◆ Exercise ◆
Extract all lines that hold "段曲线上升是由于" from the records below.

◆ Listed entries ◆
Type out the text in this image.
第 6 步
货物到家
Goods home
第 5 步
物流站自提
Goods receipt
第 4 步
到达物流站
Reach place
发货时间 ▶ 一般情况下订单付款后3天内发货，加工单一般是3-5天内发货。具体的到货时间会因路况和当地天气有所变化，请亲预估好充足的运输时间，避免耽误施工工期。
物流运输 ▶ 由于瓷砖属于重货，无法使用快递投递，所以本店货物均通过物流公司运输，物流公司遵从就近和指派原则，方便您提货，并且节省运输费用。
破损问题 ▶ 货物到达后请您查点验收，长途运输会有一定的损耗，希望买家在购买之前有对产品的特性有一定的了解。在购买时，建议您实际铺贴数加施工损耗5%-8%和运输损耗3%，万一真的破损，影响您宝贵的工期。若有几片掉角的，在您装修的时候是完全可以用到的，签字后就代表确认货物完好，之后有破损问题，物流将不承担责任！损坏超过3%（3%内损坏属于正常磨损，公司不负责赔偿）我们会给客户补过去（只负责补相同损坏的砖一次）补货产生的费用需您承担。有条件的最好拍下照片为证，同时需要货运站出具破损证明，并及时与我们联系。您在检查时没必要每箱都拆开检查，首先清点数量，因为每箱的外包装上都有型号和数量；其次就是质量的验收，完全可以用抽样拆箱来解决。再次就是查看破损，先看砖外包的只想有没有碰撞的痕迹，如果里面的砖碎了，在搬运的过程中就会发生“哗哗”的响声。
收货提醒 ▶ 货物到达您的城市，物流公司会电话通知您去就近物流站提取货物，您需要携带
--
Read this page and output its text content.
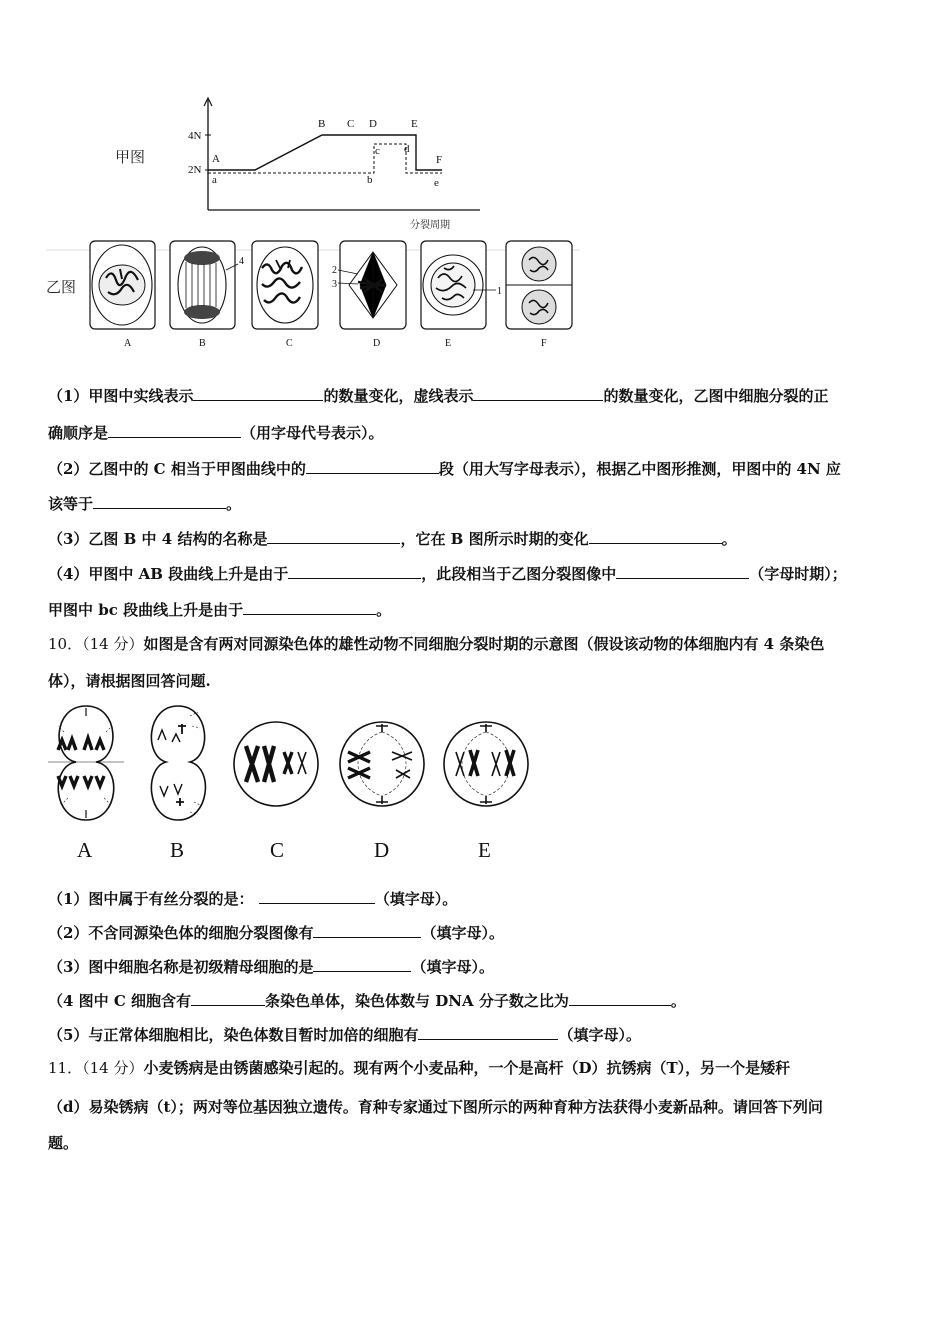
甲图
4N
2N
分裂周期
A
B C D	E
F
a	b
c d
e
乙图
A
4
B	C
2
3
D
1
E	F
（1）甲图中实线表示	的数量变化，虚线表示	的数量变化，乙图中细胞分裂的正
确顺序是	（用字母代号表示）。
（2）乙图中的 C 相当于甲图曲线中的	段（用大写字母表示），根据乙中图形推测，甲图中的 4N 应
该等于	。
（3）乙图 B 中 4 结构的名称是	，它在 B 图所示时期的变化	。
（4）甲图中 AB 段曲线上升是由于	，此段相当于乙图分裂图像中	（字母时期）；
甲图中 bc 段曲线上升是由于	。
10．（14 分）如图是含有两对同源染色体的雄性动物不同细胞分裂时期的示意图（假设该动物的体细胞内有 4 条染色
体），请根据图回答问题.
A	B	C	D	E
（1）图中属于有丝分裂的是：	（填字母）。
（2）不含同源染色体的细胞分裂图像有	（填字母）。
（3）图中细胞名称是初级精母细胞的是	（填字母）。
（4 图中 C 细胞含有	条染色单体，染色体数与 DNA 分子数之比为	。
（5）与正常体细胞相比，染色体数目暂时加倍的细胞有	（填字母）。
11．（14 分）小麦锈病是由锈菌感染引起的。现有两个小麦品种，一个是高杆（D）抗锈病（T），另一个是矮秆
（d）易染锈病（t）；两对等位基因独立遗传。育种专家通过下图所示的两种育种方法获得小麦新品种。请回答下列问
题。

◆ Correct answer ◆
（4）甲图中 AB 段曲线上升是由于	，此段相当于乙图分裂图像中	（字母时期）；
甲图中 bc 段曲线上升是由于	。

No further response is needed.